WRITTEN TASK: Transcribe the material exactly. Images do not belong in the copy.
::::::::::
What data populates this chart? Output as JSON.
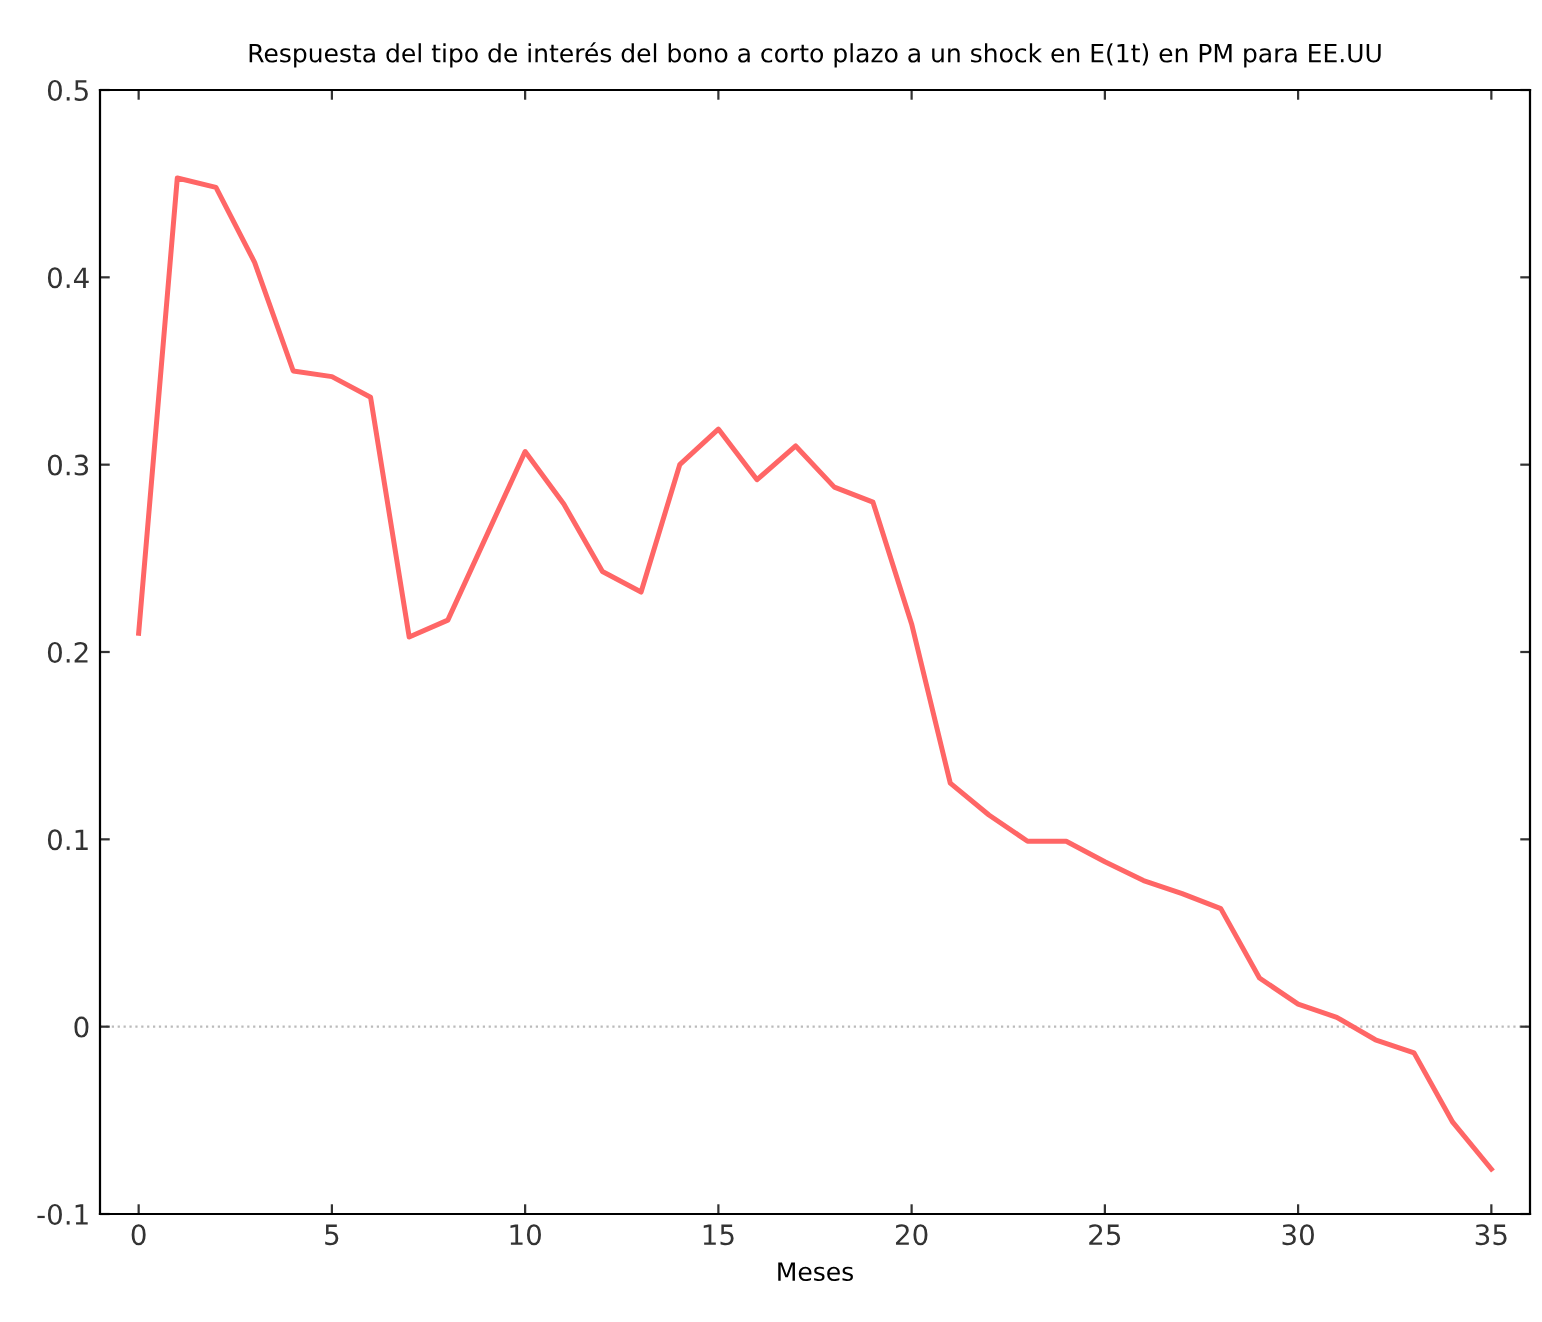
{
  "chart_data": {
    "type": "line",
    "title": "Respuesta del tipo de interés del bono a corto plazo a un shock en E(1t) en PM para EE.UU",
    "xlabel": "Meses",
    "x": [
      0,
      1,
      2,
      3,
      4,
      5,
      6,
      7,
      8,
      9,
      10,
      11,
      12,
      13,
      14,
      15,
      16,
      17,
      18,
      19,
      20,
      21,
      22,
      23,
      24,
      25,
      26,
      27,
      28,
      29,
      30,
      31,
      32,
      33,
      34,
      35
    ],
    "series": [
      {
        "color": "#ff6666",
        "values": [
          0.21,
          0.453,
          0.448,
          0.408,
          0.35,
          0.347,
          0.336,
          0.208,
          0.217,
          0.262,
          0.307,
          0.279,
          0.243,
          0.232,
          0.3,
          0.319,
          0.292,
          0.31,
          0.288,
          0.28,
          0.215,
          0.13,
          0.113,
          0.099,
          0.099,
          0.088,
          0.078,
          0.071,
          0.063,
          0.026,
          0.012,
          0.005,
          -0.007,
          -0.014,
          -0.051,
          -0.076
        ]
      }
    ],
    "xlim": [
      -1,
      36
    ],
    "xticks": [
      0,
      5,
      10,
      15,
      20,
      25,
      30,
      35
    ],
    "ylim": [
      -0.1,
      0.5
    ],
    "yticks": [
      -0.1,
      0,
      0.1,
      0.2,
      0.3,
      0.4,
      0.5
    ],
    "ref_lines": [
      {
        "axis": "y",
        "value": 0,
        "color": "#bbbbbb",
        "line_style": "dotted"
      }
    ],
    "grid": false,
    "legend": false,
    "marker": "none",
    "line_style": "solid"
  }
}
::::::::::
OUTPUT FOR THIS TASK:
What data populates this chart? Output as JSON.
{
  "chart_data": {
    "type": "line",
    "title": "Respuesta del tipo de interés del bono a corto plazo a un shock en E(1t) en PM para EE.UU",
    "xlabel": "Meses",
    "x": [
      0,
      1,
      2,
      3,
      4,
      5,
      6,
      7,
      8,
      9,
      10,
      11,
      12,
      13,
      14,
      15,
      16,
      17,
      18,
      19,
      20,
      21,
      22,
      23,
      24,
      25,
      26,
      27,
      28,
      29,
      30,
      31,
      32,
      33,
      34,
      35
    ],
    "series": [
      {
        "color": "#ff6666",
        "values": [
          0.21,
          0.453,
          0.448,
          0.408,
          0.35,
          0.347,
          0.336,
          0.208,
          0.217,
          0.262,
          0.307,
          0.279,
          0.243,
          0.232,
          0.3,
          0.319,
          0.292,
          0.31,
          0.288,
          0.28,
          0.215,
          0.13,
          0.113,
          0.099,
          0.099,
          0.088,
          0.078,
          0.071,
          0.063,
          0.026,
          0.012,
          0.005,
          -0.007,
          -0.014,
          -0.051,
          -0.076
        ]
      }
    ],
    "xlim": [
      -1,
      36
    ],
    "xticks": [
      0,
      5,
      10,
      15,
      20,
      25,
      30,
      35
    ],
    "ylim": [
      -0.1,
      0.5
    ],
    "yticks": [
      -0.1,
      0,
      0.1,
      0.2,
      0.3,
      0.4,
      0.5
    ],
    "ref_lines": [
      {
        "axis": "y",
        "value": 0,
        "color": "#bbbbbb",
        "line_style": "dotted"
      }
    ],
    "grid": false,
    "legend": false,
    "marker": "none",
    "line_style": "solid"
  }
}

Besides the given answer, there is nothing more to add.